» **SHORT EXERCISE**:
Return each entry exactly, with none missing.

» **RECORDS FOR THIS EXERCISE**:

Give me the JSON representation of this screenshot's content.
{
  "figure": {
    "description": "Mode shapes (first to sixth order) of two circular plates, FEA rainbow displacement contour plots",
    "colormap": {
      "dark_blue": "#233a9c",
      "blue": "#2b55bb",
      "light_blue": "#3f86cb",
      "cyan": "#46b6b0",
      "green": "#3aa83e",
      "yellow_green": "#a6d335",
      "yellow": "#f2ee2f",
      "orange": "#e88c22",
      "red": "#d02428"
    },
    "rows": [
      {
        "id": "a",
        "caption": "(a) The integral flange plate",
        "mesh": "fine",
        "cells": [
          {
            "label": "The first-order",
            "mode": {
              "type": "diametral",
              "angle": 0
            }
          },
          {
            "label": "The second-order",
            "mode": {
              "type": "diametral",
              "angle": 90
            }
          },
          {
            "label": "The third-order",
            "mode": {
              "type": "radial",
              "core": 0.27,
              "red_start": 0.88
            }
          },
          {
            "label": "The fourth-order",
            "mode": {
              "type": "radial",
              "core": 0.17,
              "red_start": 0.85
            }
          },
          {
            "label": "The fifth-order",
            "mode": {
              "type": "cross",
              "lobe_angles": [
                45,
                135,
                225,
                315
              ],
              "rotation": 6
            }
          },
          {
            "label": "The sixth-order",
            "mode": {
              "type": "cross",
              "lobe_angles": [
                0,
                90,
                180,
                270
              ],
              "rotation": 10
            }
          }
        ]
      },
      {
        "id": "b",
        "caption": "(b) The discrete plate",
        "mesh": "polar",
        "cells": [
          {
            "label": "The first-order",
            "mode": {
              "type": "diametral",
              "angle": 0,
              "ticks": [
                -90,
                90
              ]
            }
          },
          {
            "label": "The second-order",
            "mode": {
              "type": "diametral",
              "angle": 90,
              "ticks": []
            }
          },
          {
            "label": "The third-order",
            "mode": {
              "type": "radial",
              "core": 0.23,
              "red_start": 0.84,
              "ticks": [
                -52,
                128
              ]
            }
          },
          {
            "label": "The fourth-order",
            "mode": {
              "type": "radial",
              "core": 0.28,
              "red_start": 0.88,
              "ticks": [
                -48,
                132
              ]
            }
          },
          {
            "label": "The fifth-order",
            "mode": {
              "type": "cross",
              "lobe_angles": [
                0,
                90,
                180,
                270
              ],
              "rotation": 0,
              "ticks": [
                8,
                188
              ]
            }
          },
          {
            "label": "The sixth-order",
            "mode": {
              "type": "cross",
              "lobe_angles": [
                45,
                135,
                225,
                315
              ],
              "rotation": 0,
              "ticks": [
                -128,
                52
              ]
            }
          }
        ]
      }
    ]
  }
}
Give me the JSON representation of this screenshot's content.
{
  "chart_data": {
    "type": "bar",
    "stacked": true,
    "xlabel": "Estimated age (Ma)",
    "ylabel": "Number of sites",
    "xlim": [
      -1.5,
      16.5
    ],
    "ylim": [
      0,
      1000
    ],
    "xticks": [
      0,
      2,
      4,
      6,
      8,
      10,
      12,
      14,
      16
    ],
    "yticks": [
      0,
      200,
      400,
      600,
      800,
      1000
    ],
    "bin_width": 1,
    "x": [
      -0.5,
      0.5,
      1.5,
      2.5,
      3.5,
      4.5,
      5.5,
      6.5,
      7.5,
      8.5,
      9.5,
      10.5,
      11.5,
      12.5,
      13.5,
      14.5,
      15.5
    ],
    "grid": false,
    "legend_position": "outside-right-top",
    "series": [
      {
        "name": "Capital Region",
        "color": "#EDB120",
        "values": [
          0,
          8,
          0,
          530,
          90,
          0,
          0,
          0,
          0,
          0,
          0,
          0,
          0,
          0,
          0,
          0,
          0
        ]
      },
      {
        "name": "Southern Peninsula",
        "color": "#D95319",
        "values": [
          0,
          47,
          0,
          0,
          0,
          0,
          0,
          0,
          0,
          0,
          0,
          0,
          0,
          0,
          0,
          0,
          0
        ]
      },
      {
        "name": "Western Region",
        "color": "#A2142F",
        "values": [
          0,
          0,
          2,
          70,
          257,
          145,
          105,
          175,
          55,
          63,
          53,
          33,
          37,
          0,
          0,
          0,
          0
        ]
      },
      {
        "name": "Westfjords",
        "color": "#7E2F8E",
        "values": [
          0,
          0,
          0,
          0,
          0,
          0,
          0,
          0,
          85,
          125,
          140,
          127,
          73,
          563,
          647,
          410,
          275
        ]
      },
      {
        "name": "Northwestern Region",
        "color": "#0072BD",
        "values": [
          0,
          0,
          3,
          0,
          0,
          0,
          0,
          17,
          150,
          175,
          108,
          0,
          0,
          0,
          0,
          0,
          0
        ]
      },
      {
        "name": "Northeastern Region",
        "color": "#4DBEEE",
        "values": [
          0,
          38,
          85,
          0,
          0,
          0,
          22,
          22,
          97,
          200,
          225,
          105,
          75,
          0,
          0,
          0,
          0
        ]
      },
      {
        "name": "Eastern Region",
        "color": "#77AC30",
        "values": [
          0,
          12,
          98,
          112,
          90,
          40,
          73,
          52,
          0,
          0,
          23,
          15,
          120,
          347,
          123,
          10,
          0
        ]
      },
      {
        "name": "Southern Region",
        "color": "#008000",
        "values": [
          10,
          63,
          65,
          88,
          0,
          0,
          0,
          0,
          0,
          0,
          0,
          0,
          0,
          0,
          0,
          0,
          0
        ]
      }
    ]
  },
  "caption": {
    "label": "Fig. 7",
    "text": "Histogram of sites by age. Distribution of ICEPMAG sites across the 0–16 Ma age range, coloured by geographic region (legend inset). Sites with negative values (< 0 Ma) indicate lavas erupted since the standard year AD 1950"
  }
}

» **RESULT OF THIS TASK**:
Give me the JSON representation of this screenshot's content.
{
  "figure": {
    "description": "Mode shapes (first to sixth order) of two circular plates, FEA rainbow displacement contour plots",
    "colormap": {
      "dark_blue": "#233a9c",
      "blue": "#2b55bb",
      "light_blue": "#3f86cb",
      "cyan": "#46b6b0",
      "green": "#3aa83e",
      "yellow_green": "#a6d335",
      "yellow": "#f2ee2f",
      "orange": "#e88c22",
      "red": "#d02428"
    },
    "rows": [
      {
        "id": "a",
        "caption": "(a) The integral flange plate",
        "mesh": "fine",
        "cells": [
          {
            "label": "The first-order",
            "mode": {
              "type": "diametral",
              "angle": 0
            }
          },
          {
            "label": "The second-order",
            "mode": {
              "type": "diametral",
              "angle": 90
            }
          },
          {
            "label": "The third-order",
            "mode": {
              "type": "radial",
              "core": 0.27,
              "red_start": 0.88
            }
          },
          {
            "label": "The fourth-order",
            "mode": {
              "type": "radial",
              "core": 0.17,
              "red_start": 0.85
            }
          },
          {
            "label": "The fifth-order",
            "mode": {
              "type": "cross",
              "lobe_angles": [
                45,
                135,
                225,
                315
              ],
              "rotation": 6
            }
          },
          {
            "label": "The sixth-order",
            "mode": {
              "type": "cross",
              "lobe_angles": [
                0,
                90,
                180,
                270
              ],
              "rotation": 10
            }
          }
        ]
      },
      {
        "id": "b",
        "caption": "(b) The discrete plate",
        "mesh": "polar",
        "cells": [
          {
            "label": "The first-order",
            "mode": {
              "type": "diametral",
              "angle": 0,
              "ticks": [
                -90,
                90
              ]
            }
          },
          {
            "label": "The second-order",
            "mode": {
              "type": "diametral",
              "angle": 90,
              "ticks": []
            }
          },
          {
            "label": "The third-order",
            "mode": {
              "type": "radial",
              "core": 0.23,
              "red_start": 0.84,
              "ticks": [
                -52,
                128
              ]
            }
          },
          {
            "label": "The fourth-order",
            "mode": {
              "type": "radial",
              "core": 0.28,
              "red_start": 0.88,
              "ticks": [
                -48,
                132
              ]
            }
          },
          {
            "label": "The fifth-order",
            "mode": {
              "type": "cross",
              "lobe_angles": [
                0,
                90,
                180,
                270
              ],
              "rotation": 0,
              "ticks": [
                8,
                188
              ]
            }
          },
          {
            "label": "The sixth-order",
            "mode": {
              "type": "cross",
              "lobe_angles": [
                45,
                135,
                225,
                315
              ],
              "rotation": 0,
              "ticks": [
                -128,
                52
              ]
            }
          }
        ]
      }
    ]
  }
}
Give me the JSON representation of this screenshot's content.
{
  "chart_data": {
    "type": "bar",
    "stacked": true,
    "xlabel": "Estimated age (Ma)",
    "ylabel": "Number of sites",
    "xlim": [
      -1.5,
      16.5
    ],
    "ylim": [
      0,
      1000
    ],
    "xticks": [
      0,
      2,
      4,
      6,
      8,
      10,
      12,
      14,
      16
    ],
    "yticks": [
      0,
      200,
      400,
      600,
      800,
      1000
    ],
    "bin_width": 1,
    "x": [
      -0.5,
      0.5,
      1.5,
      2.5,
      3.5,
      4.5,
      5.5,
      6.5,
      7.5,
      8.5,
      9.5,
      10.5,
      11.5,
      12.5,
      13.5,
      14.5,
      15.5
    ],
    "grid": false,
    "legend_position": "outside-right-top",
    "series": [
      {
        "name": "Capital Region",
        "color": "#EDB120",
        "values": [
          0,
          8,
          0,
          530,
          90,
          0,
          0,
          0,
          0,
          0,
          0,
          0,
          0,
          0,
          0,
          0,
          0
        ]
      },
      {
        "name": "Southern Peninsula",
        "color": "#D95319",
        "values": [
          0,
          47,
          0,
          0,
          0,
          0,
          0,
          0,
          0,
          0,
          0,
          0,
          0,
          0,
          0,
          0,
          0
        ]
      },
      {
        "name": "Western Region",
        "color": "#A2142F",
        "values": [
          0,
          0,
          2,
          70,
          257,
          145,
          105,
          175,
          55,
          63,
          53,
          33,
          37,
          0,
          0,
          0,
          0
        ]
      },
      {
        "name": "Westfjords",
        "color": "#7E2F8E",
        "values": [
          0,
          0,
          0,
          0,
          0,
          0,
          0,
          0,
          85,
          125,
          140,
          127,
          73,
          563,
          647,
          410,
          275
        ]
      },
      {
        "name": "Northwestern Region",
        "color": "#0072BD",
        "values": [
          0,
          0,
          3,
          0,
          0,
          0,
          0,
          17,
          150,
          175,
          108,
          0,
          0,
          0,
          0,
          0,
          0
        ]
      },
      {
        "name": "Northeastern Region",
        "color": "#4DBEEE",
        "values": [
          0,
          38,
          85,
          0,
          0,
          0,
          22,
          22,
          97,
          200,
          225,
          105,
          75,
          0,
          0,
          0,
          0
        ]
      },
      {
        "name": "Eastern Region",
        "color": "#77AC30",
        "values": [
          0,
          12,
          98,
          112,
          90,
          40,
          73,
          52,
          0,
          0,
          23,
          15,
          120,
          347,
          123,
          10,
          0
        ]
      },
      {
        "name": "Southern Region",
        "color": "#008000",
        "values": [
          10,
          63,
          65,
          88,
          0,
          0,
          0,
          0,
          0,
          0,
          0,
          0,
          0,
          0,
          0,
          0,
          0
        ]
      }
    ]
  },
  "caption": {
    "label": "Fig. 7",
    "text": "Histogram of sites by age. Distribution of ICEPMAG sites across the 0–16 Ma age range, coloured by geographic region (legend inset). Sites with negative values (< 0 Ma) indicate lavas erupted since the standard year AD 1950"
  }
}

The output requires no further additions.